(Saved entries)
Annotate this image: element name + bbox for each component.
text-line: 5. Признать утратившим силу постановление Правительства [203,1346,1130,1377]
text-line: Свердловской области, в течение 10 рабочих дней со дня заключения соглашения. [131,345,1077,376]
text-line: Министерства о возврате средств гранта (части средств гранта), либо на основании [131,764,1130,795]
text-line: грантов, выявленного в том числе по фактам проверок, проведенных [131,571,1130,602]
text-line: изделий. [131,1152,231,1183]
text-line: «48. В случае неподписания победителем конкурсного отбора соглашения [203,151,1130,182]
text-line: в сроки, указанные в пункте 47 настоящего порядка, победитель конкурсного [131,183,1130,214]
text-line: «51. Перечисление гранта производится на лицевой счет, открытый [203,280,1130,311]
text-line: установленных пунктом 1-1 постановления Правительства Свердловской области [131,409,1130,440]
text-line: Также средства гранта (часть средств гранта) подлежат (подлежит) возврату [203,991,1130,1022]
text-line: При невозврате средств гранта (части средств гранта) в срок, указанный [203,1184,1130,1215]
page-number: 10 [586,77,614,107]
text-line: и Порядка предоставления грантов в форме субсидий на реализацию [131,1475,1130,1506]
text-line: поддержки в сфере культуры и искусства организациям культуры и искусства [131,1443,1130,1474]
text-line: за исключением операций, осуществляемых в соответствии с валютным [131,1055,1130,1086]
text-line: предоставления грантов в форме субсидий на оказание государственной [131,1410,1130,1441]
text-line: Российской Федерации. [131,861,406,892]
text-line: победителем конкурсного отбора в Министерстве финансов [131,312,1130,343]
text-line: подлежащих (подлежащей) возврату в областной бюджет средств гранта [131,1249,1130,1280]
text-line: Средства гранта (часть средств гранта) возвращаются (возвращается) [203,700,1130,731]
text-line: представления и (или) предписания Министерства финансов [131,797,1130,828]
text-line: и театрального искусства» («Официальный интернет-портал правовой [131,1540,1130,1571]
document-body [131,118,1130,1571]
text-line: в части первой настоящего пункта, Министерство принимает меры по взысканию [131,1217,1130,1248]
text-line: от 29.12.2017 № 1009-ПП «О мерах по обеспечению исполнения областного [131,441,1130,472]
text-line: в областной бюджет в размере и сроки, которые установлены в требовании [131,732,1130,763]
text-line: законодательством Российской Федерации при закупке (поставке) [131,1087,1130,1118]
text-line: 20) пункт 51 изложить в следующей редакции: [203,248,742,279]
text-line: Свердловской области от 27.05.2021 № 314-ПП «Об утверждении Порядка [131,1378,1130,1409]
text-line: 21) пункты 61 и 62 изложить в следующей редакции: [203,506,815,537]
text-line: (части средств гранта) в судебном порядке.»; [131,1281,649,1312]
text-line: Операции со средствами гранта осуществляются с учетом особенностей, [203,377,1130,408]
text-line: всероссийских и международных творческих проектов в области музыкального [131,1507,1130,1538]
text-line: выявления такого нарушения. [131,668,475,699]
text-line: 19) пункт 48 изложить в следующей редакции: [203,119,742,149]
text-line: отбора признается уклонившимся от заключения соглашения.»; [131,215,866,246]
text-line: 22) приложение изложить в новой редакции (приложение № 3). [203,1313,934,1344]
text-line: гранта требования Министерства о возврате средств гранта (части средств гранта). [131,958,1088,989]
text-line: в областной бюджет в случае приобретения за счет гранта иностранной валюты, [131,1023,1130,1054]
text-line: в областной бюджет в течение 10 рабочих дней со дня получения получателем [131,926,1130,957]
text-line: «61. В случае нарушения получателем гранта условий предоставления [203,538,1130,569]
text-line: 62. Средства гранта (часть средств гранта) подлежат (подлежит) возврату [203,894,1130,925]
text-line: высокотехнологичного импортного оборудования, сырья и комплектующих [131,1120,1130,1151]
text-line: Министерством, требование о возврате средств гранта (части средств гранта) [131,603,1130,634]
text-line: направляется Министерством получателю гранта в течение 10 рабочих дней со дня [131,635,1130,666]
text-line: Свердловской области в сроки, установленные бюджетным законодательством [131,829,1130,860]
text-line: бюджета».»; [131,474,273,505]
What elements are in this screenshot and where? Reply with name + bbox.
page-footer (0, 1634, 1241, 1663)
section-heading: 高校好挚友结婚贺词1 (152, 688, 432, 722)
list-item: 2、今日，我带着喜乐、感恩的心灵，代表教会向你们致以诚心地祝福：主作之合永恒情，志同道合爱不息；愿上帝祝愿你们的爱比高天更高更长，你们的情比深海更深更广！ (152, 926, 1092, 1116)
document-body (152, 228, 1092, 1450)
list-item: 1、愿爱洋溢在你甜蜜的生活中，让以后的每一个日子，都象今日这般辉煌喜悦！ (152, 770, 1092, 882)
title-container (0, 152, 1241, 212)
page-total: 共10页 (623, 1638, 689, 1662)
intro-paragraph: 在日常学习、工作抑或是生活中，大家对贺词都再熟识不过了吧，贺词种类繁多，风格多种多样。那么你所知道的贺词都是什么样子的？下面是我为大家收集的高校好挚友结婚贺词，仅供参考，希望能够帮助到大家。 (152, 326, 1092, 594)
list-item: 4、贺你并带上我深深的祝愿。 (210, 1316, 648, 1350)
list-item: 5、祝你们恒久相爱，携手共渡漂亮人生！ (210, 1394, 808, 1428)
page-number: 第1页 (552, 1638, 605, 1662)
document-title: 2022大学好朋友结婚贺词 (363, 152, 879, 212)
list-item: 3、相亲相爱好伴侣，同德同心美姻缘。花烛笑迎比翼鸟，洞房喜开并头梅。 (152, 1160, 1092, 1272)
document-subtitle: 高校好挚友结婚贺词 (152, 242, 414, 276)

> _What is expected_
Please pick out every line in the items above that contains the word "соглашения", and copy each one.

> _Solution to the exercise_
text-line: Свердловской области, в течение 10 рабочих дней со дня заключения соглашения. [131,345,1077,376]
text-line: «48. В случае неподписания победителем конкурсного отбора соглашения [203,151,1130,182]
text-line: отбора признается уклонившимся от заключения соглашения.»; [131,215,866,246]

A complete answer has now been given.